**INSTRUCTIONS**
#1 In the open letter to Rabbi Riskin, translate this sentence into Spanish: "Coercion, which is almost always external, does not provide license to perform a prohibited action."
#2 According to the open letter to Rabbi Riskin, on what day of the week did the writer receive Rabbi Riskin's reply?
#3 The open letter to Rabbi Riskin says, "Failure in the struggle against one’s drives and impulses is not an exculpating factor." Using the letter's own reasoning, explain in one to three sentences why the writer holds this view.

**READING PASSAGE**

'''

Saturday, August 26, 2017

An Open Letter to Rabbi Shlomo Riskin and Rabbi Riskin's Reply

[Two weeks ago, I wrote this letter to Rabbi Shlomo Riskin, in the wake of an interview that he gave to Makor Rishon. At His request, I suspended the letter, pending his reply. I received the latter on Thursday and am publishing both together. Though I am glad to see that he conceded a number of points, I stand by the key points of my original critique and its implicaations. I am preparing a detailed rejoinder.]



                                                                                                   י"ט מנחם אב תשע"ז לפ"ק
          11.8.2017


Dear Rabbi Riskin,
           טרם אענה אני שוגג.
           After long deliberations, it is with a mixture of sincere regret, deep pain and (I admit) a measure of shock that I feel compelled to write to you regarding your remarks concerning Homosexuality that appeared in last week’s Maqor Rishon (and subsequently in the Kippa news site). If the published interview reflects your actual words, and I truly hope that they do not, then your statement represents an egregious distortion of the Torah; one which is fraught with dangerous implications for Torah, for the Orthodox and broader Community, and for your own many salutary communal activities.
           There are two points (inter alia) that you mention, with which I would like to take issue here.
           First, you acknowledge (and express concern for) the extremely difficult situation faced by Homosexuals who wish to lead a life of Torah and Mitzvot, while coping with their sexual impulses. The latter consideration leads you to apply to them the principle of compulsion (אונס), as a method of excluding them from the Torah’s prohibition against homosexual activity, the severity of which is underscored by the dire punishment attached thereto.
           However, your alleged use of the principle אונס רחמנא פטריה is both incorrect and misleading. Coercion, which is almost always external, does not provide license to perform a prohibited action. All it does is to exempt the performer of the deed from punishment. It remains a grave sin, with all that that implies. An act performed under compulsion, furthermore, constitutes an act of volition. As our revered teacher, Rav Soloveitchik זצ"ל put it (in the context of the sugya, ,תליוהו וזבין BT Baba Bathra 47b), an act performed under coercion remains an action of volition on the part of the actor(מעשה דעת). Coercion, however, can be invoked to either revoke a commercial  transaction (מסירת מודעא) or to avoid punishment (אונס רחמנא פטריה). Coercion is totally irrelevant to the categorization of an act as sinful or not, in this case of גילוי עריות.
           As I noted when Halakha invokes coercion it almost always refers to external coercion. Failure in the struggle against one’s drives and impulses is not an exculpating factor, as excruciating as that struggle might be. To say otherwise is to deny freedom of will and to undermine the basic structure of the Torah’s moral system—especially in the area of sexual conduct.
           This leads to the second point that is attributed to you in the article, namely the proposed distinction between the present regnant understanding of Homosexuality, wherein the individual has no choice in determining their sexual preferences, and the voluntary, self-indulgent and licentious social norms that you attribute to Greco-Roman society. Again, according to the report, the Torah only intended to prohibit the latter, not the former.
           This contention is so deeply problematic that I hardly know where to begin to address it. What has Fifth Century Athens to do with a Torah that we firmly believe was given some 800 years earlier? Even if the Torah was referring was to contemporary Egyptian, Mesopotamian, or Canaanite mores, we have absolutely no clear idea what the circumstances that obtained there. Even if we did, what difference would that make? There is absolutely no basis in our tradition for such a distinction.

'''

**SUPPLIED INFORMATION**

'''

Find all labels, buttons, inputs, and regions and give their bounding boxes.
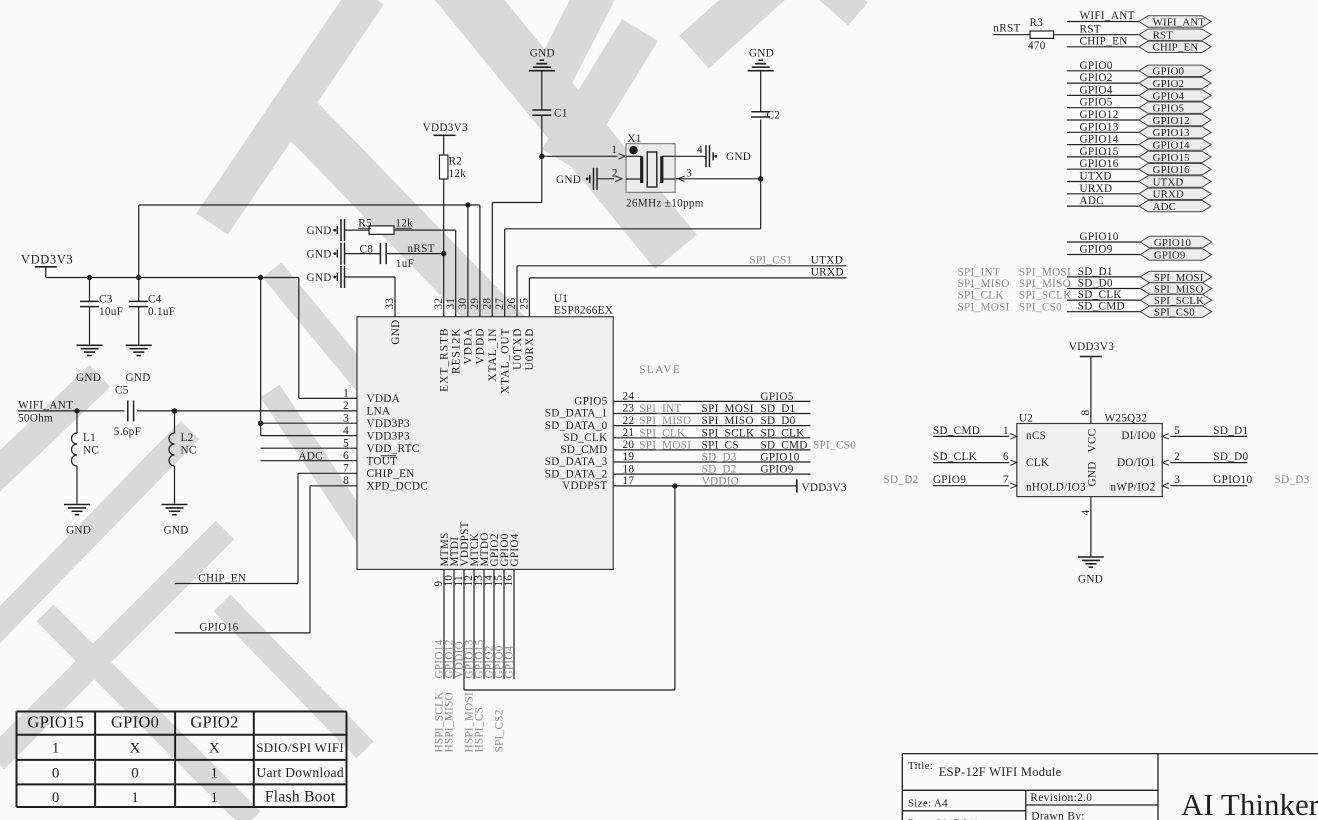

'''

**TASK-BY-TASK ANSWERS**
#1 La coacción, que casi siempre es externa, no otorga licencia para realizar una acción prohibida.

#2 Thursday.

#3 The writer argues that saying otherwise would deny freedom of will. He adds that it would undermine the basic structure of the Torah's moral system, especially in the area of sexual conduct.